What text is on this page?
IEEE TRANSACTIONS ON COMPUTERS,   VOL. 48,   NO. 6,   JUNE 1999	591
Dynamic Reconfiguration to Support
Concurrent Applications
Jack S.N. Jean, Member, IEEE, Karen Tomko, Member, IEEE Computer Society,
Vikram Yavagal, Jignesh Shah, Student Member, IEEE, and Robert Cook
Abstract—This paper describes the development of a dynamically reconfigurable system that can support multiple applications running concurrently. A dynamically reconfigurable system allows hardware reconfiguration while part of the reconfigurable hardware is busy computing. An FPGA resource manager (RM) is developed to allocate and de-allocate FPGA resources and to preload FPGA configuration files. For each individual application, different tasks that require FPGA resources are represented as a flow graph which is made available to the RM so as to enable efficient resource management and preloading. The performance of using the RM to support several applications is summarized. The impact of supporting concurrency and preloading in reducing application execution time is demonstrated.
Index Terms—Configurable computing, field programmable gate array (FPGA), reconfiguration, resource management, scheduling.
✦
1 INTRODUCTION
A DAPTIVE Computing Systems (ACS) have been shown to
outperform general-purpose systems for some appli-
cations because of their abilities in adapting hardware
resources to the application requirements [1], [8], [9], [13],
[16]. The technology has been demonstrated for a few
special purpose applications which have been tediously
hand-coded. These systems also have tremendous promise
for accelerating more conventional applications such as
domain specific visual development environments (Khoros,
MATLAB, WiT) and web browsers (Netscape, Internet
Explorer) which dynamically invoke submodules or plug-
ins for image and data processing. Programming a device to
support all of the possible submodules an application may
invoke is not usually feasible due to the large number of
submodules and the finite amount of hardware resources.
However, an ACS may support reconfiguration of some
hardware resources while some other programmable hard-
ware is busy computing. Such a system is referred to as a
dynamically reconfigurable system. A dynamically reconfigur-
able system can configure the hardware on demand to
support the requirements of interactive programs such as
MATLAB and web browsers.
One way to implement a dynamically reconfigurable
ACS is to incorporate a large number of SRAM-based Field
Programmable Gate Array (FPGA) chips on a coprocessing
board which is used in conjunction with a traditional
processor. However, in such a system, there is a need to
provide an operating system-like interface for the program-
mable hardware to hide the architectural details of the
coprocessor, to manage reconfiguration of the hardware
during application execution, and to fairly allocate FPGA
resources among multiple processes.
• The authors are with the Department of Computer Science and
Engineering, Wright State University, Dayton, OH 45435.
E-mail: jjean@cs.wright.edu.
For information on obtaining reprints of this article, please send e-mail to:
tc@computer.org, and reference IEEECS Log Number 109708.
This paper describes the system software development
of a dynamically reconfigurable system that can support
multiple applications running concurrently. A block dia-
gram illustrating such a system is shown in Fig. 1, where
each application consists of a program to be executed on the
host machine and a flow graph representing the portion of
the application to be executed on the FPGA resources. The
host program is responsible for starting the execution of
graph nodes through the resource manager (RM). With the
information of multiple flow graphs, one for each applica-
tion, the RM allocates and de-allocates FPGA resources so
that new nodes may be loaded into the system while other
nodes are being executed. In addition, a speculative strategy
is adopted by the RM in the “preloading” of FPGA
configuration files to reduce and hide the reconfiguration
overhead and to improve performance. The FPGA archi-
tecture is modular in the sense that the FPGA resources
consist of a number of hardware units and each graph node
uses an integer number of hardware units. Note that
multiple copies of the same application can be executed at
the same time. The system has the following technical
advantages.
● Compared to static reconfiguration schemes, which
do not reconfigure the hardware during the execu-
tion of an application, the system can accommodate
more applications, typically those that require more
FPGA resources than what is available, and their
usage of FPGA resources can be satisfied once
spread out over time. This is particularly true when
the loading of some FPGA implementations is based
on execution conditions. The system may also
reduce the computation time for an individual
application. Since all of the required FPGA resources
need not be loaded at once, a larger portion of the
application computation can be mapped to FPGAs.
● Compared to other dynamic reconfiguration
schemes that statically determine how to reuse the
============================================================
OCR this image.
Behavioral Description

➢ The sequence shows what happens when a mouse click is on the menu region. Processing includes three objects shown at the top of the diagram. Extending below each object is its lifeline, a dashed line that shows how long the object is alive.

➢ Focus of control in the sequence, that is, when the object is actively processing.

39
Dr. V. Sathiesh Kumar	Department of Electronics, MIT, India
============================================================
What the task requires: Filter the listing for the word "during" and copy every line that holds it.

Final answer:
during application execution, and to fairly allocate FPGA
do not reconfigure the hardware during the execu-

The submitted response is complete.